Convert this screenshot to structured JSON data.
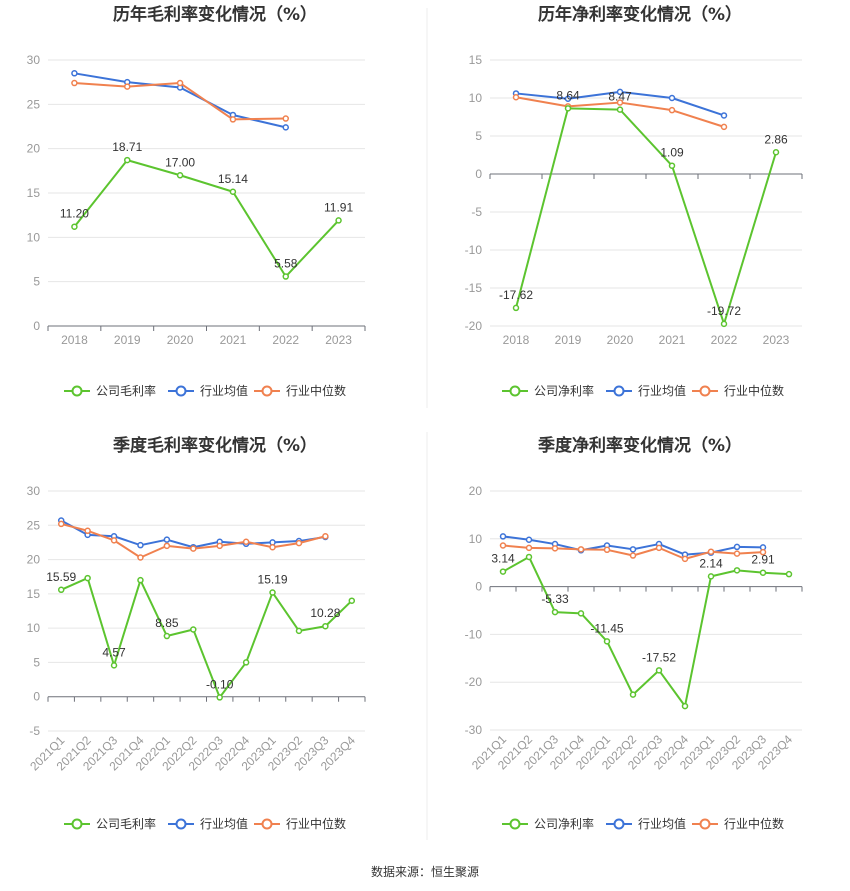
{
  "source_text": "数据来源：恒生聚源",
  "legend_labels": {
    "gross": [
      "公司毛利率",
      "行业均值",
      "行业中位数"
    ],
    "net": [
      "公司净利率",
      "行业均值",
      "行业中位数"
    ]
  },
  "colors": {
    "company": "#5cc42f",
    "industry_mean": "#3c73d8",
    "industry_median": "#f0814f"
  },
  "chart_data": [
    {
      "type": "line",
      "title": "历年毛利率变化情况（%）",
      "categories": [
        "2018",
        "2019",
        "2020",
        "2021",
        "2022",
        "2023"
      ],
      "ylim": [
        0,
        30
      ],
      "yticks": [
        0,
        5,
        10,
        15,
        20,
        25,
        30
      ],
      "grid": true,
      "legend_position": "bottom",
      "series": [
        {
          "name": "公司毛利率",
          "values": [
            11.2,
            18.71,
            17.0,
            15.14,
            5.58,
            11.91
          ],
          "labels": [
            "11.20",
            "18.71",
            "17.00",
            "15.14",
            "5.58",
            "11.91"
          ]
        },
        {
          "name": "行业均值",
          "values": [
            28.5,
            27.5,
            26.9,
            23.8,
            22.4,
            null
          ]
        },
        {
          "name": "行业中位数",
          "values": [
            27.4,
            27.0,
            27.4,
            23.3,
            23.4,
            null
          ]
        }
      ]
    },
    {
      "type": "line",
      "title": "历年净利率变化情况（%）",
      "categories": [
        "2018",
        "2019",
        "2020",
        "2021",
        "2022",
        "2023"
      ],
      "ylim": [
        -20,
        15
      ],
      "yticks": [
        -20,
        -15,
        -10,
        -5,
        0,
        5,
        10,
        15
      ],
      "grid": true,
      "legend_position": "bottom",
      "series": [
        {
          "name": "公司净利率",
          "values": [
            -17.62,
            8.64,
            8.47,
            1.09,
            -19.72,
            2.86
          ],
          "labels": [
            "-17.62",
            "8.64",
            "8.47",
            "1.09",
            "-19.72",
            "2.86"
          ]
        },
        {
          "name": "行业均值",
          "values": [
            10.6,
            9.9,
            10.8,
            10.0,
            7.7,
            null
          ]
        },
        {
          "name": "行业中位数",
          "values": [
            10.1,
            8.9,
            9.4,
            8.4,
            6.2,
            null
          ]
        }
      ]
    },
    {
      "type": "line",
      "title": "季度毛利率变化情况（%）",
      "categories": [
        "2021Q1",
        "2021Q2",
        "2021Q3",
        "2021Q4",
        "2022Q1",
        "2022Q2",
        "2022Q3",
        "2022Q4",
        "2023Q1",
        "2023Q2",
        "2023Q3",
        "2023Q4"
      ],
      "ylim": [
        -5,
        30
      ],
      "yticks": [
        -5,
        0,
        5,
        10,
        15,
        20,
        25,
        30
      ],
      "grid": true,
      "legend_position": "bottom",
      "series": [
        {
          "name": "公司毛利率",
          "values": [
            15.59,
            17.3,
            4.57,
            17.0,
            8.85,
            9.8,
            -0.1,
            5.0,
            15.19,
            9.6,
            10.28,
            14.0
          ],
          "labels": [
            "15.59",
            "",
            "4.57",
            "",
            "8.85",
            "",
            "-0.10",
            "",
            "15.19",
            "",
            "10.28",
            ""
          ]
        },
        {
          "name": "行业均值",
          "values": [
            25.7,
            23.6,
            23.4,
            22.1,
            22.9,
            21.8,
            22.6,
            22.3,
            22.5,
            22.7,
            23.3,
            null
          ]
        },
        {
          "name": "行业中位数",
          "values": [
            25.2,
            24.2,
            22.8,
            20.3,
            22.0,
            21.6,
            22.0,
            22.6,
            21.8,
            22.4,
            23.4,
            null
          ]
        }
      ]
    },
    {
      "type": "line",
      "title": "季度净利率变化情况（%）",
      "categories": [
        "2021Q1",
        "2021Q2",
        "2021Q3",
        "2021Q4",
        "2022Q1",
        "2022Q2",
        "2022Q3",
        "2022Q4",
        "2023Q1",
        "2023Q2",
        "2023Q3",
        "2023Q4"
      ],
      "ylim": [
        -30,
        20
      ],
      "yticks": [
        -30,
        -20,
        -10,
        0,
        10,
        20
      ],
      "grid": true,
      "legend_position": "bottom",
      "series": [
        {
          "name": "公司净利率",
          "values": [
            3.14,
            6.2,
            -5.33,
            -5.6,
            -11.45,
            -22.6,
            -17.52,
            -25.0,
            2.14,
            3.4,
            2.91,
            2.6
          ],
          "labels": [
            "3.14",
            "",
            "-5.33",
            "",
            "-11.45",
            "",
            "-17.52",
            "",
            "2.14",
            "",
            "2.91",
            ""
          ]
        },
        {
          "name": "行业均值",
          "values": [
            10.5,
            9.8,
            8.9,
            7.6,
            8.6,
            7.8,
            8.9,
            6.7,
            7.1,
            8.3,
            8.2,
            null
          ]
        },
        {
          "name": "行业中位数",
          "values": [
            8.6,
            8.1,
            8.0,
            7.8,
            7.7,
            6.5,
            8.1,
            5.8,
            7.3,
            6.9,
            7.2,
            null
          ]
        }
      ]
    }
  ]
}
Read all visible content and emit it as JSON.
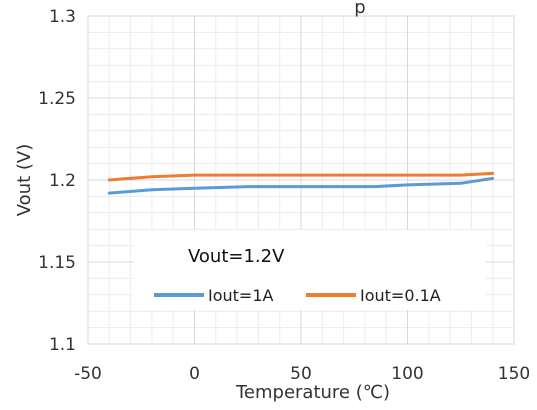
{
  "chart_data": {
    "type": "line",
    "title": "p",
    "xlabel": "Temperature (℃)",
    "ylabel": "Vout (V)",
    "xlim": [
      -50,
      150
    ],
    "ylim": [
      1.1,
      1.3
    ],
    "x_ticks": [
      -50,
      0,
      50,
      100,
      150
    ],
    "y_ticks": [
      1.1,
      1.15,
      1.2,
      1.25,
      1.3
    ],
    "x_tick_labels": [
      "-50",
      "0",
      "50",
      "100",
      "150"
    ],
    "y_tick_labels": [
      "1.1",
      "1.15",
      "1.2",
      "1.25",
      "1.3"
    ],
    "grid": true,
    "legend": {
      "placement": "bottom-center",
      "title": "Vout=1.2V"
    },
    "series": [
      {
        "name": "Iout=1A",
        "color": "#5B9BD5",
        "x": [
          -40,
          -20,
          0,
          25,
          50,
          85,
          100,
          125,
          140
        ],
        "y": [
          1.192,
          1.194,
          1.195,
          1.196,
          1.196,
          1.196,
          1.197,
          1.198,
          1.201
        ]
      },
      {
        "name": "Iout=0.1A",
        "color": "#ED7D31",
        "x": [
          -40,
          -20,
          0,
          25,
          50,
          85,
          100,
          125,
          140
        ],
        "y": [
          1.2,
          1.202,
          1.203,
          1.203,
          1.203,
          1.203,
          1.203,
          1.203,
          1.204
        ]
      }
    ]
  }
}
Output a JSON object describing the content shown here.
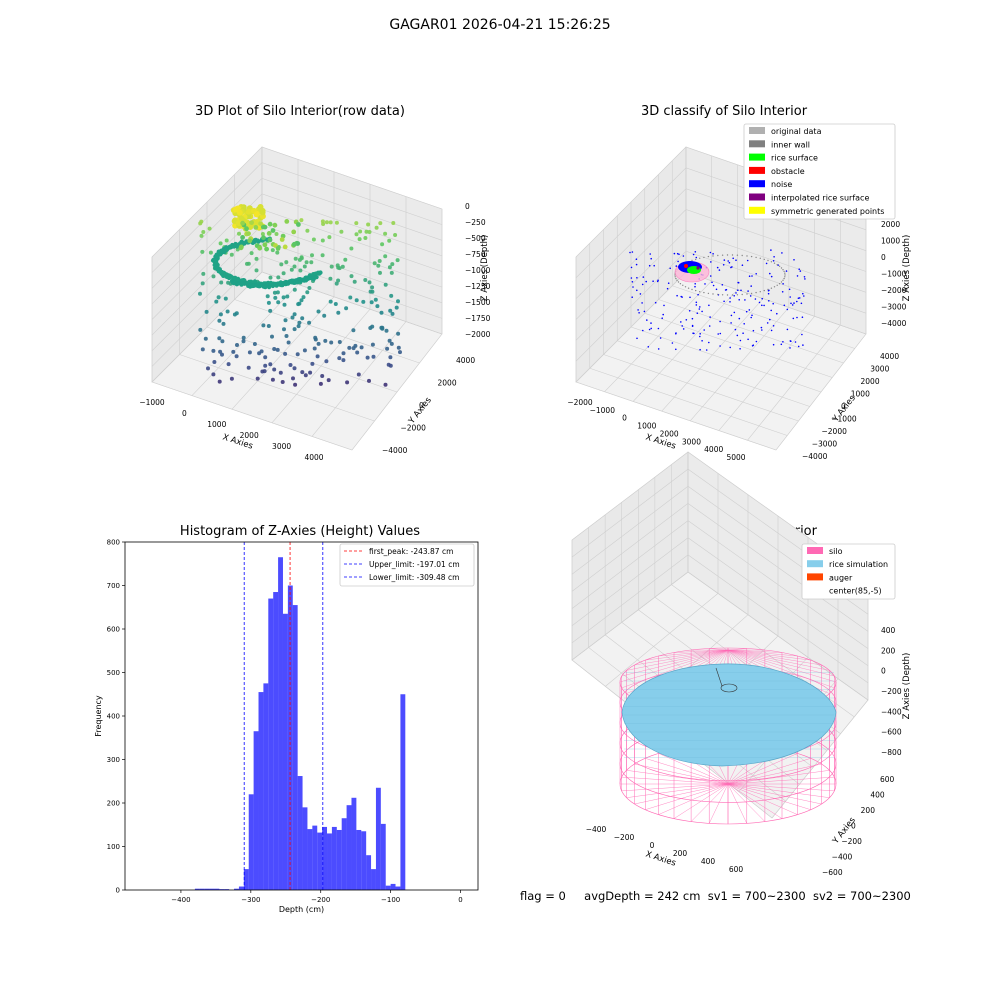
{
  "figure": {
    "suptitle": "GAGAR01 2026-04-21 15:26:25"
  },
  "panels": {
    "raw": {
      "title": "3D Plot of Silo Interior(row data)",
      "xlabel": "X Axies",
      "ylabel": "Y Axies",
      "zlabel": "Z Axies (Depth)",
      "xticks": [
        "−1000",
        "0",
        "1000",
        "2000",
        "3000",
        "4000"
      ],
      "yticks": [
        "−4000",
        "−2000",
        "0",
        "2000",
        "4000"
      ],
      "zticks": [
        "0",
        "−250",
        "−500",
        "−750",
        "−1000",
        "−1250",
        "−1500",
        "−1750",
        "−2000"
      ]
    },
    "classify": {
      "title": "3D classify of Silo Interior",
      "xlabel": "X Axies",
      "ylabel": "Y Axies",
      "zlabel": "Z Axies (Depth)",
      "xticks": [
        "−2000",
        "−1000",
        "0",
        "1000",
        "2000",
        "3000",
        "4000",
        "5000"
      ],
      "yticks": [
        "−4000",
        "−3000",
        "−2000",
        "−1000",
        "0",
        "1000",
        "2000",
        "3000",
        "4000"
      ],
      "zticks": [
        "2000",
        "1000",
        "0",
        "−1000",
        "−2000",
        "−3000",
        "−4000"
      ],
      "legend": [
        {
          "label": "original data",
          "color": "#b0b0b0"
        },
        {
          "label": "inner wall",
          "color": "#808080"
        },
        {
          "label": "rice surface",
          "color": "#00ff00"
        },
        {
          "label": "obstacle",
          "color": "#ff0000"
        },
        {
          "label": "noise",
          "color": "#0000ff"
        },
        {
          "label": "interpolated rice surface",
          "color": "#800080"
        },
        {
          "label": "symmetric generated points",
          "color": "#ffff00"
        }
      ]
    },
    "simulation": {
      "title": "3D simulation of Silo Interior",
      "xlabel": "X Axies",
      "ylabel": "Y Axies",
      "zlabel": "Z Axies (Depth)",
      "xticks": [
        "−400",
        "−200",
        "0",
        "200",
        "400",
        "600"
      ],
      "yticks": [
        "−600",
        "−400",
        "−200",
        "0",
        "200",
        "400",
        "600"
      ],
      "zticks": [
        "400",
        "200",
        "0",
        "−200",
        "−400",
        "−600",
        "−800"
      ],
      "legend": [
        {
          "label": "silo",
          "color": "#ff69b4"
        },
        {
          "label": "rice simulation",
          "color": "#87ceeb"
        },
        {
          "label": "auger",
          "color": "#ff4500"
        },
        {
          "label": "center(85,-5)",
          "color": ""
        }
      ]
    }
  },
  "status": {
    "flag": "flag = 0",
    "avg_depth": "avgDepth = 242 cm",
    "sv1": "sv1 = 700~2300",
    "sv2": "sv2 = 700~2300"
  },
  "chart_data": [
    {
      "type": "scatter",
      "title": "3D Plot of Silo Interior(row data)",
      "xlabel": "X Axies",
      "ylabel": "Y Axies",
      "zlabel": "Z Axies (Depth)",
      "xlim": [
        -1000,
        4000
      ],
      "ylim": [
        -4000,
        4000
      ],
      "zlim": [
        -2000,
        0
      ],
      "grid": true,
      "colormap": "viridis"
    },
    {
      "type": "scatter",
      "title": "3D classify of Silo Interior",
      "xlabel": "X Axies",
      "ylabel": "Y Axies",
      "zlabel": "Z Axies (Depth)",
      "xlim": [
        -2000,
        5000
      ],
      "ylim": [
        -4000,
        4000
      ],
      "zlim": [
        -4000,
        2000
      ],
      "grid": true,
      "legend_position": "top-right",
      "series": [
        {
          "name": "original data",
          "color": "#b0b0b0"
        },
        {
          "name": "inner wall",
          "color": "#808080"
        },
        {
          "name": "rice surface",
          "color": "#00ff00"
        },
        {
          "name": "obstacle",
          "color": "#ff0000"
        },
        {
          "name": "noise",
          "color": "#0000ff"
        },
        {
          "name": "interpolated rice surface",
          "color": "#800080"
        },
        {
          "name": "symmetric generated points",
          "color": "#ffff00"
        }
      ]
    },
    {
      "type": "bar",
      "title": "Histogram of Z-Axies (Height) Values",
      "xlabel": "Depth (cm)",
      "ylabel": "Frequency",
      "xlim": [
        -480,
        25
      ],
      "ylim": [
        0,
        800
      ],
      "xticks": [
        -400,
        -300,
        -200,
        -100,
        0
      ],
      "yticks": [
        0,
        100,
        200,
        300,
        400,
        500,
        600,
        700,
        800
      ],
      "bar_color": "#0000ff",
      "bin_width": 7,
      "bins": [
        {
          "x": -380,
          "v": 3
        },
        {
          "x": -373,
          "v": 3
        },
        {
          "x": -366,
          "v": 3
        },
        {
          "x": -359,
          "v": 3
        },
        {
          "x": -352,
          "v": 3
        },
        {
          "x": -345,
          "v": 2
        },
        {
          "x": -338,
          "v": 2
        },
        {
          "x": -324,
          "v": 3
        },
        {
          "x": -317,
          "v": 8
        },
        {
          "x": -310,
          "v": 48
        },
        {
          "x": -303,
          "v": 220
        },
        {
          "x": -296,
          "v": 365
        },
        {
          "x": -289,
          "v": 455
        },
        {
          "x": -282,
          "v": 475
        },
        {
          "x": -275,
          "v": 670
        },
        {
          "x": -268,
          "v": 685
        },
        {
          "x": -261,
          "v": 765
        },
        {
          "x": -254,
          "v": 635
        },
        {
          "x": -247,
          "v": 700
        },
        {
          "x": -240,
          "v": 655
        },
        {
          "x": -233,
          "v": 262
        },
        {
          "x": -226,
          "v": 190
        },
        {
          "x": -219,
          "v": 140
        },
        {
          "x": -212,
          "v": 148
        },
        {
          "x": -205,
          "v": 132
        },
        {
          "x": -198,
          "v": 145
        },
        {
          "x": -191,
          "v": 130
        },
        {
          "x": -184,
          "v": 145
        },
        {
          "x": -177,
          "v": 138
        },
        {
          "x": -170,
          "v": 165
        },
        {
          "x": -163,
          "v": 195
        },
        {
          "x": -156,
          "v": 212
        },
        {
          "x": -149,
          "v": 138
        },
        {
          "x": -142,
          "v": 135
        },
        {
          "x": -135,
          "v": 80
        },
        {
          "x": -128,
          "v": 48
        },
        {
          "x": -121,
          "v": 235
        },
        {
          "x": -114,
          "v": 152
        },
        {
          "x": -107,
          "v": 10
        },
        {
          "x": -100,
          "v": 14
        },
        {
          "x": -93,
          "v": 8
        },
        {
          "x": -86,
          "v": 450
        }
      ],
      "vlines": [
        {
          "label": "first_peak: -243.87 cm",
          "x": -243.87,
          "color": "#ff0000"
        },
        {
          "label": "Upper_limit: -197.01 cm",
          "x": -197.01,
          "color": "#0000ff"
        },
        {
          "label": "Lower_limit: -309.48 cm",
          "x": -309.48,
          "color": "#0000ff"
        }
      ],
      "legend_position": "top-right"
    },
    {
      "type": "surface",
      "title": "3D simulation of Silo Interior",
      "xlabel": "X Axies",
      "ylabel": "Y Axies",
      "zlabel": "Z Axies (Depth)",
      "xlim": [
        -500,
        700
      ],
      "ylim": [
        -650,
        650
      ],
      "zlim": [
        -900,
        450
      ],
      "grid": true,
      "legend_position": "top-right",
      "series": [
        {
          "name": "silo",
          "color": "#ff69b4"
        },
        {
          "name": "rice simulation",
          "color": "#87ceeb"
        },
        {
          "name": "auger",
          "color": "#ff4500"
        },
        {
          "name": "center(85,-5)",
          "color": ""
        }
      ]
    }
  ]
}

########################################

▸ **Exercise description**: From the records above, pull out every line containing the word "center".

▸ **Exercise solution**:
      "placement": "bottom-center",
          "label": "center(85,-5)",
          "name": "center(85,-5)",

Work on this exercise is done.